# Written exercise
Skip the images. Copy the records exactly as written.
________________
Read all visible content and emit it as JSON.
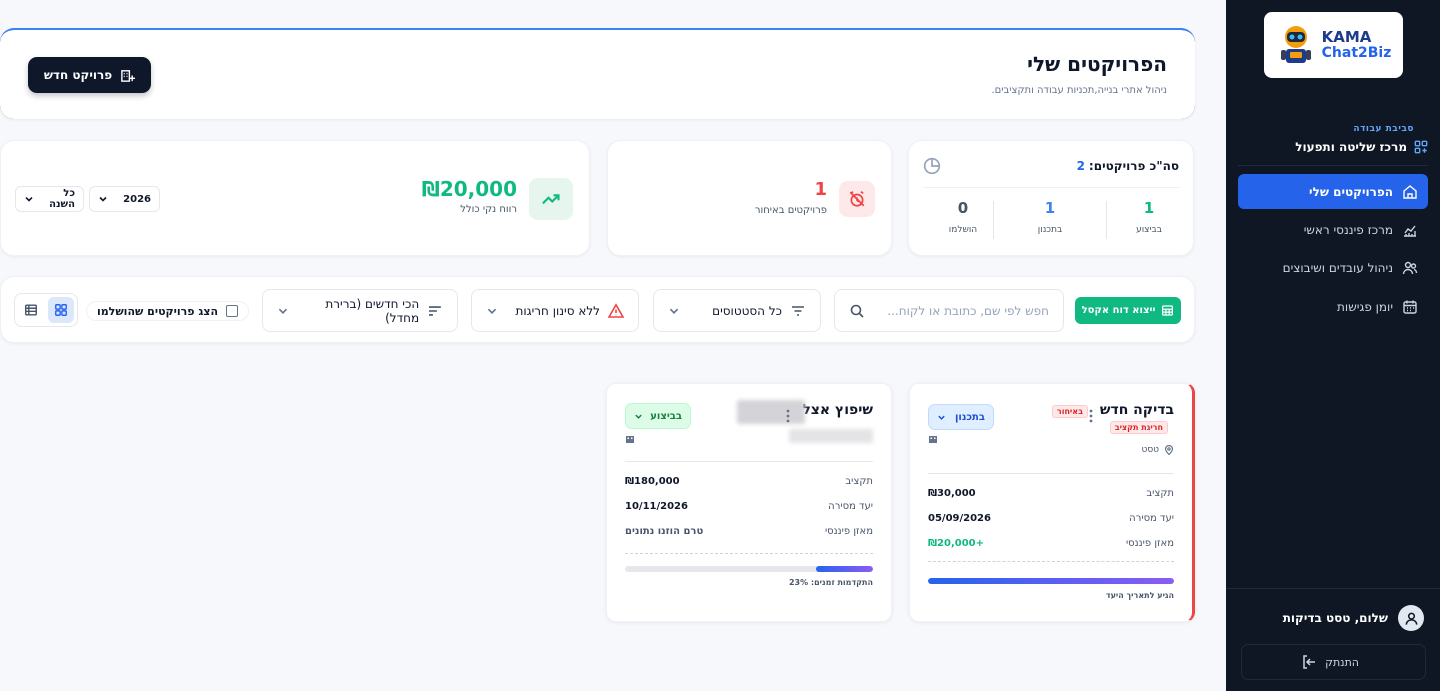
{
  "sidebar": {
    "logo_line1": "KAMA",
    "logo_line2": "Chat2Biz",
    "workspace_label": "סביבת עבודה",
    "workspace_title": "מרכז שליטה ותפעול",
    "items": [
      {
        "label": "הפרויקטים שלי",
        "icon": "house-hand-icon",
        "active": true
      },
      {
        "label": "מרכז פיננסי ראשי",
        "icon": "chart-icon",
        "active": false
      },
      {
        "label": "ניהול עובדים ושיבוצים",
        "icon": "users-icon",
        "active": false
      },
      {
        "label": "יומן פגישות",
        "icon": "calendar-icon",
        "active": false
      }
    ],
    "user_greeting": "שלום, טסט בדיקות",
    "logout_label": "התנתק"
  },
  "header": {
    "title": "הפרויקטים שלי",
    "subtitle": "ניהול אתרי בנייה,תכניות עבודה ותקציבים.",
    "new_project_label": "פרויקט חדש"
  },
  "stats": {
    "total_label": "סה\"כ פרויקטים:",
    "total_value": "2",
    "in_progress": {
      "value": "1",
      "label": "בביצוע"
    },
    "planning": {
      "value": "1",
      "label": "בתכנון"
    },
    "completed": {
      "value": "0",
      "label": "הושלמו"
    },
    "delayed": {
      "value": "1",
      "label": "פרויקטים באיחור"
    },
    "profit": {
      "value": "₪20,000",
      "label": "רווח נקי כולל"
    },
    "year_select": "2026",
    "period_select": "כל השנה"
  },
  "filters": {
    "export_label": "ייצוא דוח אקסל",
    "search_placeholder": "חפש לפי שם, כתובת או לקוח...",
    "status_filter": "כל הסטטוסים",
    "delay_filter": "ללא סינון חריגות",
    "sort": "הכי חדשים (ברירת מחדל)",
    "show_completed_label": "הצג פרויקטים שהושלמו"
  },
  "projects": [
    {
      "name": "בדיקה חדש",
      "badge_late": "באיחור",
      "badge_budget": "חריגת תקציב",
      "location": "טסט",
      "status": "בתכנון",
      "budget_label": "תקציב",
      "budget": "₪30,000",
      "delivery_label": "יעד מסירה",
      "delivery": "05/09/2026",
      "balance_label": "מאזן פיננסי",
      "balance": "+₪20,000",
      "progress_pct": 100,
      "progress_label": "הגיע לתאריך היעד"
    },
    {
      "name": "שיפוץ אצל",
      "status": "בביצוע",
      "budget_label": "תקציב",
      "budget": "₪180,000",
      "delivery_label": "יעד מסירה",
      "delivery": "10/11/2026",
      "balance_label": "מאזן פיננסי",
      "balance": "טרם הוזנו נתונים",
      "progress_pct": 23,
      "progress_label": "התקדמות זמנים: 23%"
    }
  ],
  "colors": {
    "sidebar_bg": "#0f1724",
    "accent_blue": "#2563eb",
    "success": "#10b981",
    "danger": "#ef4444"
  }
}
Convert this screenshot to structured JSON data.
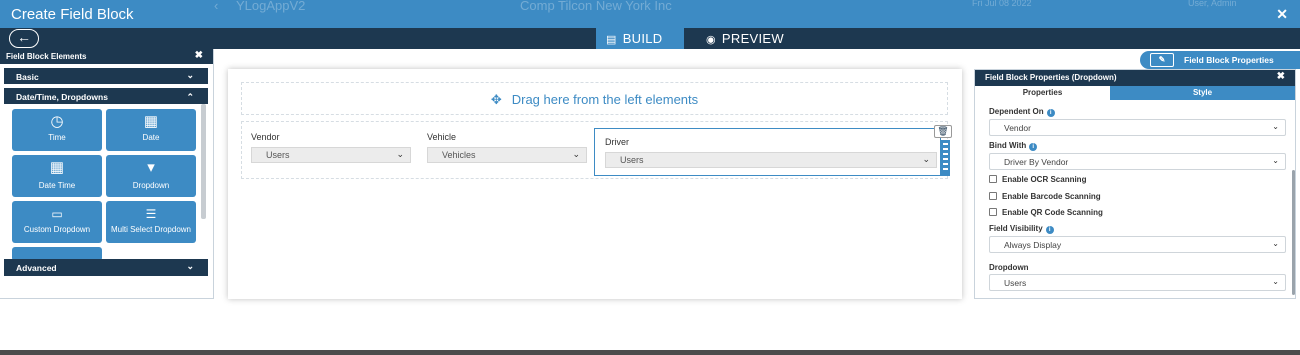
{
  "background_app": {
    "app_name": "YLogAppV2",
    "company": "Comp Tilcon New York Inc",
    "date": "Fri Jul 08 2022",
    "user": "User, Admin"
  },
  "modal": {
    "title": "Create Field Block",
    "close_icon": "close-icon"
  },
  "toolbar": {
    "back_icon": "arrow-left-icon",
    "tabs": [
      {
        "label": "BUILD",
        "icon": "build-icon",
        "active": true
      },
      {
        "label": "PREVIEW",
        "icon": "eye-icon",
        "active": false
      }
    ]
  },
  "left_panel": {
    "title": "Field Block Elements",
    "sections": [
      {
        "label": "Basic",
        "expanded": false
      },
      {
        "label": "Date/Time, Dropdowns",
        "expanded": true
      },
      {
        "label": "Advanced",
        "expanded": false
      }
    ],
    "tiles": [
      {
        "label": "Time",
        "icon": "clock-icon"
      },
      {
        "label": "Date",
        "icon": "calendar-icon"
      },
      {
        "label": "Date Time",
        "icon": "calendar-clock-icon"
      },
      {
        "label": "Dropdown",
        "icon": "caret-down-icon"
      },
      {
        "label": "Custom Dropdown",
        "icon": "custom-dropdown-icon"
      },
      {
        "label": "Multi Select Dropdown",
        "icon": "multi-select-icon"
      }
    ]
  },
  "canvas": {
    "dropzone_text": "Drag here from the left elements",
    "fields": [
      {
        "label": "Vendor",
        "value": "Users"
      },
      {
        "label": "Vehicle",
        "value": "Vehicles"
      },
      {
        "label": "Driver",
        "value": "Users"
      }
    ]
  },
  "field_block_properties_button": "Field Block Properties",
  "right_panel": {
    "title": "Field Block Properties (Dropdown)",
    "tabs": [
      "Properties",
      "Style"
    ],
    "dependent_on": {
      "label": "Dependent On",
      "value": "Vendor"
    },
    "bind_with": {
      "label": "Bind With",
      "value": "Driver By Vendor"
    },
    "checkboxes": [
      {
        "label": "Enable OCR Scanning",
        "checked": false
      },
      {
        "label": "Enable Barcode Scanning",
        "checked": false
      },
      {
        "label": "Enable QR Code Scanning",
        "checked": false
      }
    ],
    "field_visibility": {
      "label": "Field Visibility",
      "value": "Always Display"
    },
    "dropdown": {
      "label": "Dropdown",
      "value": "Users"
    }
  },
  "colors": {
    "primary": "#3d8bc4",
    "dark_navy": "#1d3850"
  }
}
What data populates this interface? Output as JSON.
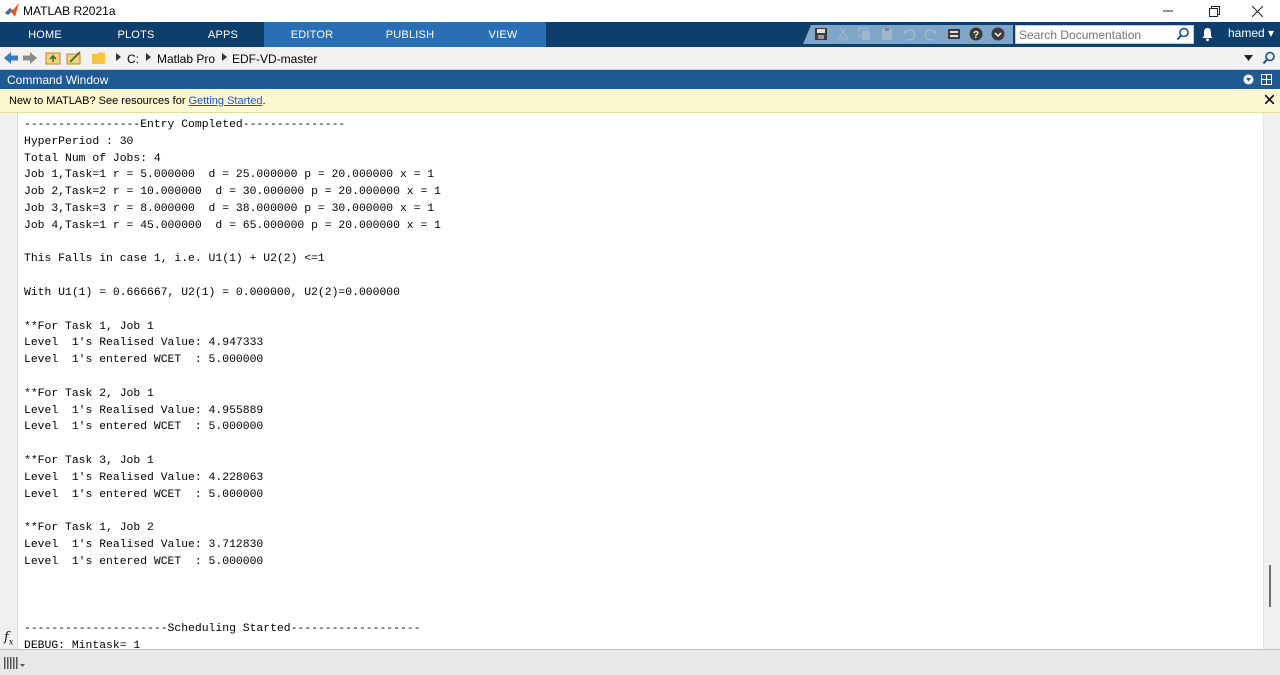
{
  "window": {
    "title": "MATLAB R2021a"
  },
  "toolstrip": {
    "tabs": [
      {
        "label": "HOME",
        "active": false
      },
      {
        "label": "PLOTS",
        "active": false
      },
      {
        "label": "APPS",
        "active": false
      },
      {
        "label": "EDITOR",
        "active": true
      },
      {
        "label": "PUBLISH",
        "active": false
      },
      {
        "label": "VIEW",
        "active": false
      }
    ],
    "search_placeholder": "Search Documentation",
    "user": "hamed ▾"
  },
  "address": {
    "crumbs": [
      "C:",
      "Matlab Pro",
      "EDF-VD-master"
    ]
  },
  "command_window": {
    "title": "Command Window",
    "info_text": "New to MATLAB? See resources for ",
    "info_link": "Getting Started",
    "info_suffix": ".",
    "lines": [
      "-----------------Entry Completed---------------",
      "HyperPeriod : 30",
      "Total Num of Jobs: 4",
      "Job 1,Task=1 r = 5.000000  d = 25.000000 p = 20.000000 x = 1",
      "Job 2,Task=2 r = 10.000000  d = 30.000000 p = 20.000000 x = 1",
      "Job 3,Task=3 r = 8.000000  d = 38.000000 p = 30.000000 x = 1",
      "Job 4,Task=1 r = 45.000000  d = 65.000000 p = 20.000000 x = 1",
      "",
      "This Falls in case 1, i.e. U1(1) + U2(2) <=1",
      "",
      "With U1(1) = 0.666667, U2(1) = 0.000000, U2(2)=0.000000",
      "",
      "**For Task 1, Job 1",
      "Level  1's Realised Value: 4.947333",
      "Level  1's entered WCET  : 5.000000",
      "",
      "**For Task 2, Job 1",
      "Level  1's Realised Value: 4.955889",
      "Level  1's entered WCET  : 5.000000",
      "",
      "**For Task 3, Job 1",
      "Level  1's Realised Value: 4.228063",
      "Level  1's entered WCET  : 5.000000",
      "",
      "**For Task 1, Job 2",
      "Level  1's Realised Value: 3.712830",
      "Level  1's entered WCET  : 5.000000",
      "",
      "",
      "",
      "---------------------Scheduling Started-------------------",
      "DEBUG: Mintask= 1"
    ]
  }
}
________________
# Exercise response
Read all visible content and emit it as JSON.
{
  "sidebar": {
    "logo_line1": "KAMA",
    "logo_line2": "Chat2Biz",
    "workspace_label": "סביבת עבודה",
    "workspace_title": "מרכז שליטה ותפעול",
    "items": [
      {
        "label": "הפרויקטים שלי",
        "icon": "house-hand-icon",
        "active": true
      },
      {
        "label": "מרכז פיננסי ראשי",
        "icon": "chart-icon",
        "active": false
      },
      {
        "label": "ניהול עובדים ושיבוצים",
        "icon": "users-icon",
        "active": false
      },
      {
        "label": "יומן פגישות",
        "icon": "calendar-icon",
        "active": false
      }
    ],
    "user_greeting": "שלום, טסט בדיקות",
    "logout_label": "התנתק"
  },
  "header": {
    "title": "הפרויקטים שלי",
    "subtitle": "ניהול אתרי בנייה,תכניות עבודה ותקציבים.",
    "new_project_label": "פרויקט חדש"
  },
  "stats": {
    "total_label": "סה\"כ פרויקטים:",
    "total_value": "2",
    "in_progress": {
      "value": "1",
      "label": "בביצוע"
    },
    "planning": {
      "value": "1",
      "label": "בתכנון"
    },
    "completed": {
      "value": "0",
      "label": "הושלמו"
    },
    "delayed": {
      "value": "1",
      "label": "פרויקטים באיחור"
    },
    "profit": {
      "value": "₪20,000",
      "label": "רווח נקי כולל"
    },
    "year_select": "2026",
    "period_select": "כל השנה"
  },
  "filters": {
    "export_label": "ייצוא דוח אקסל",
    "search_placeholder": "חפש לפי שם, כתובת או לקוח...",
    "status_filter": "כל הסטטוסים",
    "delay_filter": "ללא סינון חריגות",
    "sort": "הכי חדשים (ברירת מחדל)",
    "show_completed_label": "הצג פרויקטים שהושלמו"
  },
  "projects": [
    {
      "name": "בדיקה חדש",
      "badge_late": "באיחור",
      "badge_budget": "חריגת תקציב",
      "location": "טסט",
      "status": "בתכנון",
      "budget_label": "תקציב",
      "budget": "₪30,000",
      "delivery_label": "יעד מסירה",
      "delivery": "05/09/2026",
      "balance_label": "מאזן פיננסי",
      "balance": "+₪20,000",
      "progress_pct": 100,
      "progress_label": "הגיע לתאריך היעד"
    },
    {
      "name": "שיפוץ אצל",
      "status": "בביצוע",
      "budget_label": "תקציב",
      "budget": "₪180,000",
      "delivery_label": "יעד מסירה",
      "delivery": "10/11/2026",
      "balance_label": "מאזן פיננסי",
      "balance": "טרם הוזנו נתונים",
      "progress_pct": 23,
      "progress_label": "התקדמות זמנים: 23%"
    }
  ],
  "colors": {
    "sidebar_bg": "#0f1724",
    "accent_blue": "#2563eb",
    "success": "#10b981",
    "danger": "#ef4444"
  }
}
Convert this screenshot to structured JSON data.
{
  "background_app": {
    "app_name": "YLogAppV2",
    "company": "Comp Tilcon New York Inc",
    "date": "Fri Jul 08 2022",
    "user": "User, Admin"
  },
  "modal": {
    "title": "Create Field Block",
    "close_icon": "close-icon"
  },
  "toolbar": {
    "back_icon": "arrow-left-icon",
    "tabs": [
      {
        "label": "BUILD",
        "icon": "build-icon",
        "active": true
      },
      {
        "label": "PREVIEW",
        "icon": "eye-icon",
        "active": false
      }
    ]
  },
  "left_panel": {
    "title": "Field Block Elements",
    "sections": [
      {
        "label": "Basic",
        "expanded": false
      },
      {
        "label": "Date/Time, Dropdowns",
        "expanded": true
      },
      {
        "label": "Advanced",
        "expanded": false
      }
    ],
    "tiles": [
      {
        "label": "Time",
        "icon": "clock-icon"
      },
      {
        "label": "Date",
        "icon": "calendar-icon"
      },
      {
        "label": "Date Time",
        "icon": "calendar-clock-icon"
      },
      {
        "label": "Dropdown",
        "icon": "caret-down-icon"
      },
      {
        "label": "Custom Dropdown",
        "icon": "custom-dropdown-icon"
      },
      {
        "label": "Multi Select Dropdown",
        "icon": "multi-select-icon"
      }
    ]
  },
  "canvas": {
    "dropzone_text": "Drag here from the left elements",
    "fields": [
      {
        "label": "Vendor",
        "value": "Users"
      },
      {
        "label": "Vehicle",
        "value": "Vehicles"
      },
      {
        "label": "Driver",
        "value": "Users"
      }
    ]
  },
  "field_block_properties_button": "Field Block Properties",
  "right_panel": {
    "title": "Field Block Properties (Dropdown)",
    "tabs": [
      "Properties",
      "Style"
    ],
    "dependent_on": {
      "label": "Dependent On",
      "value": "Vendor"
    },
    "bind_with": {
      "label": "Bind With",
      "value": "Driver By Vendor"
    },
    "checkboxes": [
      {
        "label": "Enable OCR Scanning",
        "checked": false
      },
      {
        "label": "Enable Barcode Scanning",
        "checked": false
      },
      {
        "label": "Enable QR Code Scanning",
        "checked": false
      }
    ],
    "field_visibility": {
      "label": "Field Visibility",
      "value": "Always Display"
    },
    "dropdown": {
      "label": "Dropdown",
      "value": "Users"
    }
  },
  "colors": {
    "primary": "#3d8bc4",
    "dark_navy": "#1d3850"
  }
}
What data populates this interface? Output as JSON.
{
  "window": {
    "title": "MATLAB R2021a"
  },
  "toolstrip": {
    "tabs": [
      {
        "label": "HOME",
        "active": false
      },
      {
        "label": "PLOTS",
        "active": false
      },
      {
        "label": "APPS",
        "active": false
      },
      {
        "label": "EDITOR",
        "active": true
      },
      {
        "label": "PUBLISH",
        "active": false
      },
      {
        "label": "VIEW",
        "active": false
      }
    ],
    "search_placeholder": "Search Documentation",
    "user": "hamed ▾"
  },
  "address": {
    "crumbs": [
      "C:",
      "Matlab Pro",
      "EDF-VD-master"
    ]
  },
  "command_window": {
    "title": "Command Window",
    "info_text": "New to MATLAB? See resources for ",
    "info_link": "Getting Started",
    "info_suffix": ".",
    "lines": [
      "-----------------Entry Completed---------------",
      "HyperPeriod : 30",
      "Total Num of Jobs: 4",
      "Job 1,Task=1 r = 5.000000  d = 25.000000 p = 20.000000 x = 1",
      "Job 2,Task=2 r = 10.000000  d = 30.000000 p = 20.000000 x = 1",
      "Job 3,Task=3 r = 8.000000  d = 38.000000 p = 30.000000 x = 1",
      "Job 4,Task=1 r = 45.000000  d = 65.000000 p = 20.000000 x = 1",
      "",
      "This Falls in case 1, i.e. U1(1) + U2(2) <=1",
      "",
      "With U1(1) = 0.666667, U2(1) = 0.000000, U2(2)=0.000000",
      "",
      "**For Task 1, Job 1",
      "Level  1's Realised Value: 4.947333",
      "Level  1's entered WCET  : 5.000000",
      "",
      "**For Task 2, Job 1",
      "Level  1's Realised Value: 4.955889",
      "Level  1's entered WCET  : 5.000000",
      "",
      "**For Task 3, Job 1",
      "Level  1's Realised Value: 4.228063",
      "Level  1's entered WCET  : 5.000000",
      "",
      "**For Task 1, Job 2",
      "Level  1's Realised Value: 3.712830",
      "Level  1's entered WCET  : 5.000000",
      "",
      "",
      "",
      "---------------------Scheduling Started-------------------",
      "DEBUG: Mintask= 1"
    ]
  }
}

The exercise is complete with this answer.